## Description of the task
Each entry must be given again exactly; images do not belong in the copy.

Stored data:

▼

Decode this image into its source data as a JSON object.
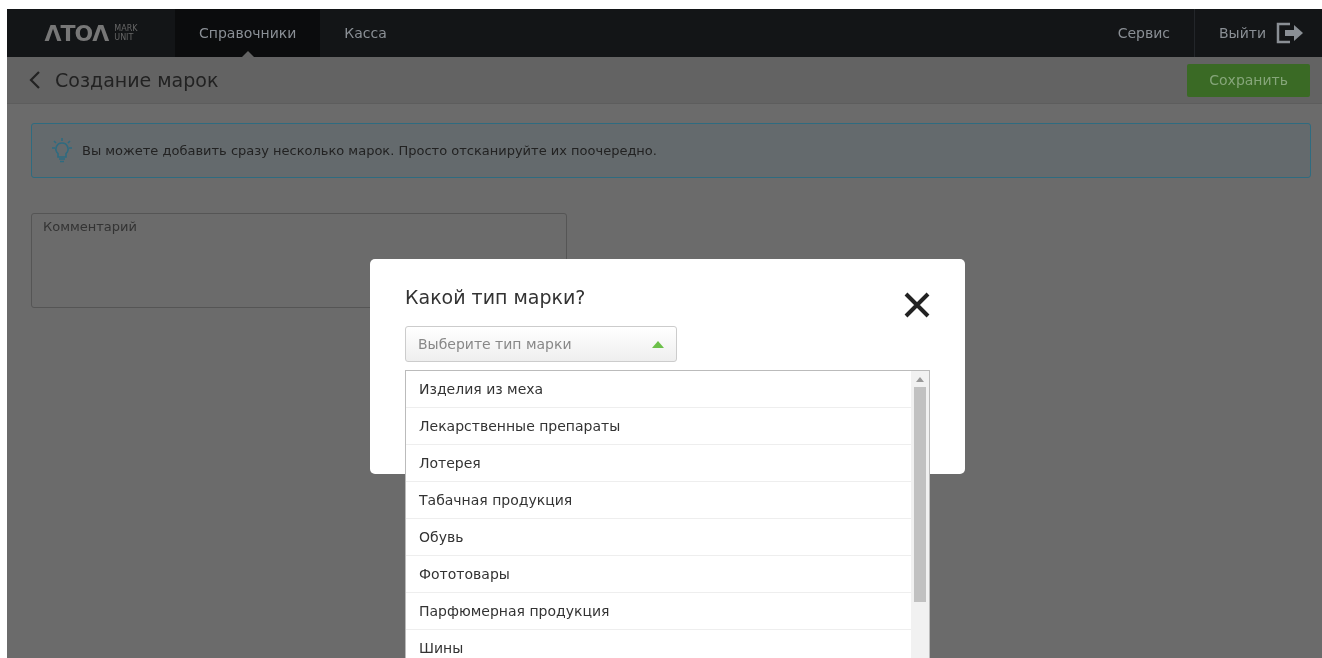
{
  "navbar": {
    "logo": "ΛTOΛ",
    "logo_sub": [
      "MARK",
      "UNIT"
    ],
    "tabs": [
      {
        "label": "Справочники",
        "selected": true
      },
      {
        "label": "Касса",
        "selected": false
      }
    ],
    "right": [
      {
        "label": "Сервис",
        "kind": "link"
      },
      {
        "label": "Выйти",
        "kind": "exit"
      }
    ]
  },
  "page_header": {
    "title": "Создание марок",
    "save_button": "Сохранить"
  },
  "info": "Вы можете добавить сразу несколько марок. Просто отсканируйте их поочередно.",
  "comment_field": {
    "placeholder": "Комментарий"
  },
  "modal": {
    "title": "Какой тип марки?",
    "select": {
      "placeholder": "Выберите тип марки",
      "expanded": true
    },
    "options": [
      {
        "label": "Изделия из меха",
        "selected": false
      },
      {
        "label": "Лекарственные препараты",
        "selected": false
      },
      {
        "label": "Лотерея",
        "selected": false
      },
      {
        "label": "Табачная продукция",
        "selected": false
      },
      {
        "label": "Обувь",
        "selected": false
      },
      {
        "label": "Фототовары",
        "selected": false
      },
      {
        "label": "Парфюмерная продукция",
        "selected": false
      },
      {
        "label": "Шины",
        "selected": false
      }
    ]
  }
}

▲

## Exercise response
Decode this image into its source data as a JSON object.
{
  "navbar": {
    "logo": "ΛTOΛ",
    "logo_sub": [
      "MARK",
      "UNIT"
    ],
    "tabs": [
      {
        "label": "Справочники",
        "selected": true
      },
      {
        "label": "Касса",
        "selected": false
      }
    ],
    "right": [
      {
        "label": "Сервис",
        "kind": "link"
      },
      {
        "label": "Выйти",
        "kind": "exit"
      }
    ]
  },
  "page_header": {
    "title": "Создание марок",
    "save_button": "Сохранить"
  },
  "info": "Вы можете добавить сразу несколько марок. Просто отсканируйте их поочередно.",
  "comment_field": {
    "placeholder": "Комментарий"
  },
  "modal": {
    "title": "Какой тип марки?",
    "select": {
      "placeholder": "Выберите тип марки",
      "expanded": true
    },
    "options": [
      {
        "label": "Изделия из меха",
        "selected": false
      },
      {
        "label": "Лекарственные препараты",
        "selected": false
      },
      {
        "label": "Лотерея",
        "selected": false
      },
      {
        "label": "Табачная продукция",
        "selected": false
      },
      {
        "label": "Обувь",
        "selected": false
      },
      {
        "label": "Фототовары",
        "selected": false
      },
      {
        "label": "Парфюмерная продукция",
        "selected": false
      },
      {
        "label": "Шины",
        "selected": false
      }
    ]
  }
}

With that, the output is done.